* [GIVEN PROBLEM]: Below is a set of records. Repeat all of them exactly.

* [LISTED RECORDS]:
········

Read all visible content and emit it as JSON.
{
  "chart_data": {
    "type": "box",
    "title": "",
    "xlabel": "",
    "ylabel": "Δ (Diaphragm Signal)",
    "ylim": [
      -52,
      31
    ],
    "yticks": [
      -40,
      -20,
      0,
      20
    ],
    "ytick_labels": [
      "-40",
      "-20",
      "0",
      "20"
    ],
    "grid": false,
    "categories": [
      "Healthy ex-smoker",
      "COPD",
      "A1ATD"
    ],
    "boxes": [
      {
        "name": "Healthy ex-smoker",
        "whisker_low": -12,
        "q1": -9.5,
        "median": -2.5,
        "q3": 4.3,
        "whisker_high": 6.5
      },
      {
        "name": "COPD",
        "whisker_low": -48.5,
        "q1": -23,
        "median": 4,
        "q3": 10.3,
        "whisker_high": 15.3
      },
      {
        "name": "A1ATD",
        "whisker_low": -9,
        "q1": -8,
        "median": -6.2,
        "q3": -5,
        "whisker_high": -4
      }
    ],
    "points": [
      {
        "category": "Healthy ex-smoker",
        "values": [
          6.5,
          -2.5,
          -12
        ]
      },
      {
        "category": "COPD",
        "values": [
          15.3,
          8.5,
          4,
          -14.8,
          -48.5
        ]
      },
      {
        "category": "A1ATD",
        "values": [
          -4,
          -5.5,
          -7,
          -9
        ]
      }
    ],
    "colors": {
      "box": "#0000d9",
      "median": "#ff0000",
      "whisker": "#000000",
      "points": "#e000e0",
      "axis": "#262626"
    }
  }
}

········

* [REPLY]:
Read all visible content and emit it as JSON.
{
  "chart_data": {
    "type": "box",
    "title": "",
    "xlabel": "",
    "ylabel": "Δ (Diaphragm Signal)",
    "ylim": [
      -52,
      31
    ],
    "yticks": [
      -40,
      -20,
      0,
      20
    ],
    "ytick_labels": [
      "-40",
      "-20",
      "0",
      "20"
    ],
    "grid": false,
    "categories": [
      "Healthy ex-smoker",
      "COPD",
      "A1ATD"
    ],
    "boxes": [
      {
        "name": "Healthy ex-smoker",
        "whisker_low": -12,
        "q1": -9.5,
        "median": -2.5,
        "q3": 4.3,
        "whisker_high": 6.5
      },
      {
        "name": "COPD",
        "whisker_low": -48.5,
        "q1": -23,
        "median": 4,
        "q3": 10.3,
        "whisker_high": 15.3
      },
      {
        "name": "A1ATD",
        "whisker_low": -9,
        "q1": -8,
        "median": -6.2,
        "q3": -5,
        "whisker_high": -4
      }
    ],
    "points": [
      {
        "category": "Healthy ex-smoker",
        "values": [
          6.5,
          -2.5,
          -12
        ]
      },
      {
        "category": "COPD",
        "values": [
          15.3,
          8.5,
          4,
          -14.8,
          -48.5
        ]
      },
      {
        "category": "A1ATD",
        "values": [
          -4,
          -5.5,
          -7,
          -9
        ]
      }
    ],
    "colors": {
      "box": "#0000d9",
      "median": "#ff0000",
      "whisker": "#000000",
      "points": "#e000e0",
      "axis": "#262626"
    }
  }
}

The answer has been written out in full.